*Goal of the exercise*.
Gather, from the data below, each line in which the word "staff" occurs.

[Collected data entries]
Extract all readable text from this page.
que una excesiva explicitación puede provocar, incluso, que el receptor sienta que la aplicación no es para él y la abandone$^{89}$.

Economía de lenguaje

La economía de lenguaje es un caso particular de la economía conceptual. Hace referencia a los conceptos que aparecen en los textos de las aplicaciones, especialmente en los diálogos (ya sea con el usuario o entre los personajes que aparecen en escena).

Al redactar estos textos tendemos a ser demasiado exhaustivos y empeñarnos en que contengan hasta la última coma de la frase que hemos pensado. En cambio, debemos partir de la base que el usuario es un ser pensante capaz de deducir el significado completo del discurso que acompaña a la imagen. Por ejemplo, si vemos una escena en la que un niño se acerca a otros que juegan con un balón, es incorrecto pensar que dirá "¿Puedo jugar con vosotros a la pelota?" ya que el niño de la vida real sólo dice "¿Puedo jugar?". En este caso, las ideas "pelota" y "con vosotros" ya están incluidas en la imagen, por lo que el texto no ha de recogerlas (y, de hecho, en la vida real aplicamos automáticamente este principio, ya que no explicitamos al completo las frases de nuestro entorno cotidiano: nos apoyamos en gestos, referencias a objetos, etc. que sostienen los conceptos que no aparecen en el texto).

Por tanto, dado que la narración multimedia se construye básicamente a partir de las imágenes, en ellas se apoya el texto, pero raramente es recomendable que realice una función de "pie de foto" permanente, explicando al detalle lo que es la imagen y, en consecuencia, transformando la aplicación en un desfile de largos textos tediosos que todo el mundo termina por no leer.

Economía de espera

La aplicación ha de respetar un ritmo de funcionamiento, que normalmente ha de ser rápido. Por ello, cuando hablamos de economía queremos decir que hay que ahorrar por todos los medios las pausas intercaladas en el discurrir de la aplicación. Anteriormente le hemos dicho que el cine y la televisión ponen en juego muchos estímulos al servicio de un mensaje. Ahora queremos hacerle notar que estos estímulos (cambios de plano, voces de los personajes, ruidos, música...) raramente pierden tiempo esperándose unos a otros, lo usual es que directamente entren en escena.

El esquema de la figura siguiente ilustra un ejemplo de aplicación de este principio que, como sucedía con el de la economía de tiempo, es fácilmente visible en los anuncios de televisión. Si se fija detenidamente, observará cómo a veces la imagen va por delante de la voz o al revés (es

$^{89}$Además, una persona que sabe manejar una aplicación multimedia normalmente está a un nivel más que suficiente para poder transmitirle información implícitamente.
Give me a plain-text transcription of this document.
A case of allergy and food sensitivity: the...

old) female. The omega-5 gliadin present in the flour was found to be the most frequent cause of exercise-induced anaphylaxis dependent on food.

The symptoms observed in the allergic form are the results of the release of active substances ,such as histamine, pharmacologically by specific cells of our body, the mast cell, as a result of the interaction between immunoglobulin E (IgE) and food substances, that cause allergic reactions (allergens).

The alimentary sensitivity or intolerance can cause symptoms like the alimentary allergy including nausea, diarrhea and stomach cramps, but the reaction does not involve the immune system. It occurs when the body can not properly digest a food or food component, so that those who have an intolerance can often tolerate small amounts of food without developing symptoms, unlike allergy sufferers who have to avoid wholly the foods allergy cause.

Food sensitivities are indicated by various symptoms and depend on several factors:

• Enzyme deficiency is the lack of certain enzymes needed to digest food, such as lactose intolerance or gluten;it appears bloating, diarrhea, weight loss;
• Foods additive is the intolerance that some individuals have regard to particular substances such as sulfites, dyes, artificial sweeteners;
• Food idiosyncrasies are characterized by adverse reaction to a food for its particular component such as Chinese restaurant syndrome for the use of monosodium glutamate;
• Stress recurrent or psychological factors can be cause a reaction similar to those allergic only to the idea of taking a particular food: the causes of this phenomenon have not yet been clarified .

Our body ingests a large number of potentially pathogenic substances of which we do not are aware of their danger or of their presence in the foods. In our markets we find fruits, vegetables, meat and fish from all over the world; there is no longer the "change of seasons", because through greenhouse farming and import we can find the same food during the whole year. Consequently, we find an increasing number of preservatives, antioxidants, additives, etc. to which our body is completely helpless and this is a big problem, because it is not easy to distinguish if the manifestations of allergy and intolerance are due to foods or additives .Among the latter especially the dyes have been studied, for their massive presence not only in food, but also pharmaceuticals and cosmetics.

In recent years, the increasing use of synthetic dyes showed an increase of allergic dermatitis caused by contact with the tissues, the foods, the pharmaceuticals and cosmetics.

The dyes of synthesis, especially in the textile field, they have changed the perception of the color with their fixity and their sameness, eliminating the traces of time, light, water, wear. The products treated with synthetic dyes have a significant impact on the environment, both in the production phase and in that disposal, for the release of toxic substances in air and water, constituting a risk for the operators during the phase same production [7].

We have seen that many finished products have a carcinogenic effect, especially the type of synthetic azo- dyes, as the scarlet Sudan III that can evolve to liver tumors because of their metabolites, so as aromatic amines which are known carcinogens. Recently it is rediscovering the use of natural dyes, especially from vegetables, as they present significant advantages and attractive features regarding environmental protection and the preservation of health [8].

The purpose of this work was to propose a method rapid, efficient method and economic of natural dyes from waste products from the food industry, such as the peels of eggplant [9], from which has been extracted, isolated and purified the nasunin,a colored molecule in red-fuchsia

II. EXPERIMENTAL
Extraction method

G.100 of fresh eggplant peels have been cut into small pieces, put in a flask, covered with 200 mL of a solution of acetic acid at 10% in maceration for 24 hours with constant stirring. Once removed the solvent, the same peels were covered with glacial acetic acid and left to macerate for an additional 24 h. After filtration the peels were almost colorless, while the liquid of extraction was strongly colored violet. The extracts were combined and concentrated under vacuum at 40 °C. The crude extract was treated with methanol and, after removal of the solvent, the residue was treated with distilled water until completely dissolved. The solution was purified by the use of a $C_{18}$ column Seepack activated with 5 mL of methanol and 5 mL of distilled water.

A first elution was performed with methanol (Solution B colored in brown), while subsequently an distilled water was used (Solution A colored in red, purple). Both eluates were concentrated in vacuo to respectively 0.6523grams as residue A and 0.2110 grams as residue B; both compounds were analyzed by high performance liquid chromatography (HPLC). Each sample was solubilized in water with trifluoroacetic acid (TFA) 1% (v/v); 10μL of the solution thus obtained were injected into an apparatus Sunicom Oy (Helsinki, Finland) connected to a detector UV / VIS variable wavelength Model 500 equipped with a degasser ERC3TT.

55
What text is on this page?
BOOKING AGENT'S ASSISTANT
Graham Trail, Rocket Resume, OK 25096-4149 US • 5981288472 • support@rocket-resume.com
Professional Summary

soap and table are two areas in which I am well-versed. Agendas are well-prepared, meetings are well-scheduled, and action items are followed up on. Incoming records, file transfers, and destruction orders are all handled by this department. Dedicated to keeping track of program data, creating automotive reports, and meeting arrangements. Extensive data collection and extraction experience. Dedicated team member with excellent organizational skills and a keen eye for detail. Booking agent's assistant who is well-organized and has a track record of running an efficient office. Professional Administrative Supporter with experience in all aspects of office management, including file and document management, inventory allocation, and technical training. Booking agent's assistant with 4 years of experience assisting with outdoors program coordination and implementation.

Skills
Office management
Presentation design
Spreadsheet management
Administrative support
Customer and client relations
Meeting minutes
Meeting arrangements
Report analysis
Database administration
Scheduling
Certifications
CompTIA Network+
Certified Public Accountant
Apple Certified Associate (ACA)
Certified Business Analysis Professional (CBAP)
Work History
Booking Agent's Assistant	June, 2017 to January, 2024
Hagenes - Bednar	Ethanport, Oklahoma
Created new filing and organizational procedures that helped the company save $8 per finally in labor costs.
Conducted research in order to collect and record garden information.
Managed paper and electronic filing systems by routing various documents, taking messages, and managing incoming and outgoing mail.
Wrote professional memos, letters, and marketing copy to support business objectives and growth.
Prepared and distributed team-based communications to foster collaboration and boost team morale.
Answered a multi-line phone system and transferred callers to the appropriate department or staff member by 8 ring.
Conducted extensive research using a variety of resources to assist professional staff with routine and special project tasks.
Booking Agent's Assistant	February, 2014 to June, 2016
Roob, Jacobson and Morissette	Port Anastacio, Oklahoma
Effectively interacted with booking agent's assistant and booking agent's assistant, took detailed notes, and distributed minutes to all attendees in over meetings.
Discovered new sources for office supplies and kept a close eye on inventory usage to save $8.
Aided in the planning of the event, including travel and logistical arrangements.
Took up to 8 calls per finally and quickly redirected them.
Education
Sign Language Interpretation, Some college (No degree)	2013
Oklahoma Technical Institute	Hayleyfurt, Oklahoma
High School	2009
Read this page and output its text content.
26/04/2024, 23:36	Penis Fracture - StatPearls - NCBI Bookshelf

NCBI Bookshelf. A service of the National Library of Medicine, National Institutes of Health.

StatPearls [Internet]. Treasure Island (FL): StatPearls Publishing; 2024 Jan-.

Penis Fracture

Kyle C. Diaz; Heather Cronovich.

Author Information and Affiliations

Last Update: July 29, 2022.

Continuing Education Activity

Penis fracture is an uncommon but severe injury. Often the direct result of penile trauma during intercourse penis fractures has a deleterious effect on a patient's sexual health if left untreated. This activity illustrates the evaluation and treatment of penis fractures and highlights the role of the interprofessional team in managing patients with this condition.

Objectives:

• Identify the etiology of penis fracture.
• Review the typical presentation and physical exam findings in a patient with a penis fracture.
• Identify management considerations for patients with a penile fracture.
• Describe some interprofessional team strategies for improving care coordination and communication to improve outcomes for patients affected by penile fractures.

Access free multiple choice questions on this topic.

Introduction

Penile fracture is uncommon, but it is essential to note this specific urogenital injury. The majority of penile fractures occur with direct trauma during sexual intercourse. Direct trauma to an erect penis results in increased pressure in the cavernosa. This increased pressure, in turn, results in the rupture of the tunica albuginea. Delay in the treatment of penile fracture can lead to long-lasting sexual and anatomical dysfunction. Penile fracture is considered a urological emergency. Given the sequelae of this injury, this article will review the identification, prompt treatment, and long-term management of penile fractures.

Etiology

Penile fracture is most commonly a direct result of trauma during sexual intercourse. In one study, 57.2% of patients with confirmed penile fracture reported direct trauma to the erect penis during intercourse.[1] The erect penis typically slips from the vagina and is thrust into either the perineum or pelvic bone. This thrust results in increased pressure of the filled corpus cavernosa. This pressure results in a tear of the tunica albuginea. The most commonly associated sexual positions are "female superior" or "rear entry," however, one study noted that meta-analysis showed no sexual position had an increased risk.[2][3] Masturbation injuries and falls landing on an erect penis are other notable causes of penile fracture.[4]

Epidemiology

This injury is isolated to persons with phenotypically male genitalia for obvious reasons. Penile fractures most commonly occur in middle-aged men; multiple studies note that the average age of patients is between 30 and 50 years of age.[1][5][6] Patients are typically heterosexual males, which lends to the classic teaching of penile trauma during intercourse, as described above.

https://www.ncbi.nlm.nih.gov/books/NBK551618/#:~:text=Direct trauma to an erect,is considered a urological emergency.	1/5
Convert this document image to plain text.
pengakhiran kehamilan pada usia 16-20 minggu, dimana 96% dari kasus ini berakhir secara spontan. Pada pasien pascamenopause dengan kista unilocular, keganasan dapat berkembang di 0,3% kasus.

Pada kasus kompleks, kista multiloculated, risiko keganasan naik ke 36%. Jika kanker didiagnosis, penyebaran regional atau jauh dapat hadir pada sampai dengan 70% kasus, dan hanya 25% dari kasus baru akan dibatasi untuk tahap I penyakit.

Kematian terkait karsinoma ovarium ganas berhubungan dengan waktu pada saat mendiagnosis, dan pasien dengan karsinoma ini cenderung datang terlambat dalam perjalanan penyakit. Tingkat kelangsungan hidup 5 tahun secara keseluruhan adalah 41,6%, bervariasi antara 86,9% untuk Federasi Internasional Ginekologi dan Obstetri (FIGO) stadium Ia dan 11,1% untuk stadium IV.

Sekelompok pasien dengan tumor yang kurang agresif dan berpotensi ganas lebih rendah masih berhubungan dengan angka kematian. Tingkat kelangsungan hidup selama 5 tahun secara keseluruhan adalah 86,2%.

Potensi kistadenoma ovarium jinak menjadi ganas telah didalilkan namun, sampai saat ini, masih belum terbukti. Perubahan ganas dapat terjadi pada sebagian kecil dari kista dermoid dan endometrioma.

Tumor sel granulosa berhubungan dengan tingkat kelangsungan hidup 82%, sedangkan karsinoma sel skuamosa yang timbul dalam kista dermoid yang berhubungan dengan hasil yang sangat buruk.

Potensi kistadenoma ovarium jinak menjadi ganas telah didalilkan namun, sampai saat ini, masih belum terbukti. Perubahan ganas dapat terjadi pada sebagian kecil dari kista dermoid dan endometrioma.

*Answer box*.
Answered a multi-line phone system and transferred callers to the appropriate department or staff member by 8 ring.
Conducted extensive research using a variety of resources to assist professional staff with routine and special project tasks.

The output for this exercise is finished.